> _STATED EXERCISE_
All the data should come back exactly as it was given.

> _INFORMATION PROVIDED_

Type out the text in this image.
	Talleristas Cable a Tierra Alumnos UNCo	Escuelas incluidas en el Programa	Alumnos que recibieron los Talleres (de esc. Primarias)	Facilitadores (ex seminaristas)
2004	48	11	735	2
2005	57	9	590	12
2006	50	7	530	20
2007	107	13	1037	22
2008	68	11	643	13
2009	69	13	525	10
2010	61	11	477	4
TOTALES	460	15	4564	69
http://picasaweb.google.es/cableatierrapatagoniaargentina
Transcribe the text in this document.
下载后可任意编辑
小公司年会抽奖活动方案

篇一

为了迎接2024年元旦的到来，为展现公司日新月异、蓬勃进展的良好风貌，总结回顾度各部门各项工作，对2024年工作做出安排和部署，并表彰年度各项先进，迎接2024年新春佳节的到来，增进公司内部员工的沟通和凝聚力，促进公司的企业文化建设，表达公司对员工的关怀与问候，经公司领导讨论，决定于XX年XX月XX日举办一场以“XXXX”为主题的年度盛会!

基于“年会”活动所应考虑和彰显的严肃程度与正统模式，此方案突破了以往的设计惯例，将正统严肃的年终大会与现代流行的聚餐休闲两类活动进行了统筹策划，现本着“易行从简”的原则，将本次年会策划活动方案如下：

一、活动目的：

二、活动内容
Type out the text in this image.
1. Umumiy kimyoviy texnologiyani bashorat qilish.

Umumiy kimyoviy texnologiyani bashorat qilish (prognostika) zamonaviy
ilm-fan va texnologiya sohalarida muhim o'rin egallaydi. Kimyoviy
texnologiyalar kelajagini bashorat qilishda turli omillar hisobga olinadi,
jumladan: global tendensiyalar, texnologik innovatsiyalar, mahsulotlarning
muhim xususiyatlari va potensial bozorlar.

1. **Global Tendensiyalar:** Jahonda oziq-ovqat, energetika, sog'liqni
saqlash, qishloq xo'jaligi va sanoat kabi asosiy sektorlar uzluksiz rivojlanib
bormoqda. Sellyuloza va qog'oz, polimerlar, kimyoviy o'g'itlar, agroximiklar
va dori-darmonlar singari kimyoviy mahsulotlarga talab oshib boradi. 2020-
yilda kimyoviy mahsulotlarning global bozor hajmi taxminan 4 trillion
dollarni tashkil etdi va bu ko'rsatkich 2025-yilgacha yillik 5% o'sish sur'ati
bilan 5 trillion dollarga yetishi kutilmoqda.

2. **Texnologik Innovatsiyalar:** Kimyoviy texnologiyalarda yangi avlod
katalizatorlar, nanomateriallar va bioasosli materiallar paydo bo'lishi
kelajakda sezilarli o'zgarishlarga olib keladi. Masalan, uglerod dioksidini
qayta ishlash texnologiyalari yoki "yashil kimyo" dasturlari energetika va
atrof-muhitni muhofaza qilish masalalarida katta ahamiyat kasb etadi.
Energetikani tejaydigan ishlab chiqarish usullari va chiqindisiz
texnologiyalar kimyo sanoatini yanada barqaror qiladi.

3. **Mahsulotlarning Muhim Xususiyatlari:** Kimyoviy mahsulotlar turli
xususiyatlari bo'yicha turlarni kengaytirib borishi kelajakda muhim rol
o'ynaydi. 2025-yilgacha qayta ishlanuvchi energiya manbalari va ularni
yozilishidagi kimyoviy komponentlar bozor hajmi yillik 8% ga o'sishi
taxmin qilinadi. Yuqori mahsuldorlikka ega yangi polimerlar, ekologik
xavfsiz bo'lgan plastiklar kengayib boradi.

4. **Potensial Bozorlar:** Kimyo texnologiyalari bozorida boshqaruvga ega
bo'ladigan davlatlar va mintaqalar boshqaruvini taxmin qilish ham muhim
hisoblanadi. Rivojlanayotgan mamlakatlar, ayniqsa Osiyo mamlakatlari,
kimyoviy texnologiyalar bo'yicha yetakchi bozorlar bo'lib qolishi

> _RESPONSE TO THE EXERCISE_
Type out the text in this image.
	Talleristas Cable a Tierra Alumnos UNCo	Escuelas incluidas en el Programa	Alumnos que recibieron los Talleres (de esc. Primarias)	Facilitadores (ex seminaristas)
2004	48	11	735	2
2005	57	9	590	12
2006	50	7	530	20
2007	107	13	1037	22
2008	68	11	643	13
2009	69	13	525	10
2010	61	11	477	4
TOTALES	460	15	4564	69
http://picasaweb.google.es/cableatierrapatagoniaargentina
Transcribe the text in this document.
下载后可任意编辑
小公司年会抽奖活动方案

篇一

为了迎接2024年元旦的到来，为展现公司日新月异、蓬勃进展的良好风貌，总结回顾度各部门各项工作，对2024年工作做出安排和部署，并表彰年度各项先进，迎接2024年新春佳节的到来，增进公司内部员工的沟通和凝聚力，促进公司的企业文化建设，表达公司对员工的关怀与问候，经公司领导讨论，决定于XX年XX月XX日举办一场以“XXXX”为主题的年度盛会!

基于“年会”活动所应考虑和彰显的严肃程度与正统模式，此方案突破了以往的设计惯例，将正统严肃的年终大会与现代流行的聚餐休闲两类活动进行了统筹策划，现本着“易行从简”的原则，将本次年会策划活动方案如下：

一、活动目的：

二、活动内容
Type out the text in this image.
1. Umumiy kimyoviy texnologiyani bashorat qilish.

Umumiy kimyoviy texnologiyani bashorat qilish (prognostika) zamonaviy
ilm-fan va texnologiya sohalarida muhim o'rin egallaydi. Kimyoviy
texnologiyalar kelajagini bashorat qilishda turli omillar hisobga olinadi,
jumladan: global tendensiyalar, texnologik innovatsiyalar, mahsulotlarning
muhim xususiyatlari va potensial bozorlar.

1. **Global Tendensiyalar:** Jahonda oziq-ovqat, energetika, sog'liqni
saqlash, qishloq xo'jaligi va sanoat kabi asosiy sektorlar uzluksiz rivojlanib
bormoqda. Sellyuloza va qog'oz, polimerlar, kimyoviy o'g'itlar, agroximiklar
va dori-darmonlar singari kimyoviy mahsulotlarga talab oshib boradi. 2020-
yilda kimyoviy mahsulotlarning global bozor hajmi taxminan 4 trillion
dollarni tashkil etdi va bu ko'rsatkich 2025-yilgacha yillik 5% o'sish sur'ati
bilan 5 trillion dollarga yetishi kutilmoqda.

2. **Texnologik Innovatsiyalar:** Kimyoviy texnologiyalarda yangi avlod
katalizatorlar, nanomateriallar va bioasosli materiallar paydo bo'lishi
kelajakda sezilarli o'zgarishlarga olib keladi. Masalan, uglerod dioksidini
qayta ishlash texnologiyalari yoki "yashil kimyo" dasturlari energetika va
atrof-muhitni muhofaza qilish masalalarida katta ahamiyat kasb etadi.
Energetikani tejaydigan ishlab chiqarish usullari va chiqindisiz
texnologiyalar kimyo sanoatini yanada barqaror qiladi.

3. **Mahsulotlarning Muhim Xususiyatlari:** Kimyoviy mahsulotlar turli
xususiyatlari bo'yicha turlarni kengaytirib borishi kelajakda muhim rol
o'ynaydi. 2025-yilgacha qayta ishlanuvchi energiya manbalari va ularni
yozilishidagi kimyoviy komponentlar bozor hajmi yillik 8% ga o'sishi
taxmin qilinadi. Yuqori mahsuldorlikka ega yangi polimerlar, ekologik
xavfsiz bo'lgan plastiklar kengayib boradi.

4. **Potensial Bozorlar:** Kimyo texnologiyalari bozorida boshqaruvga ega
bo'ladigan davlatlar va mintaqalar boshqaruvini taxmin qilish ham muhim
hisoblanadi. Rivojlanayotgan mamlakatlar, ayniqsa Osiyo mamlakatlari,
kimyoviy texnologiyalar bo'yicha yetakchi bozorlar bo'lib qolishi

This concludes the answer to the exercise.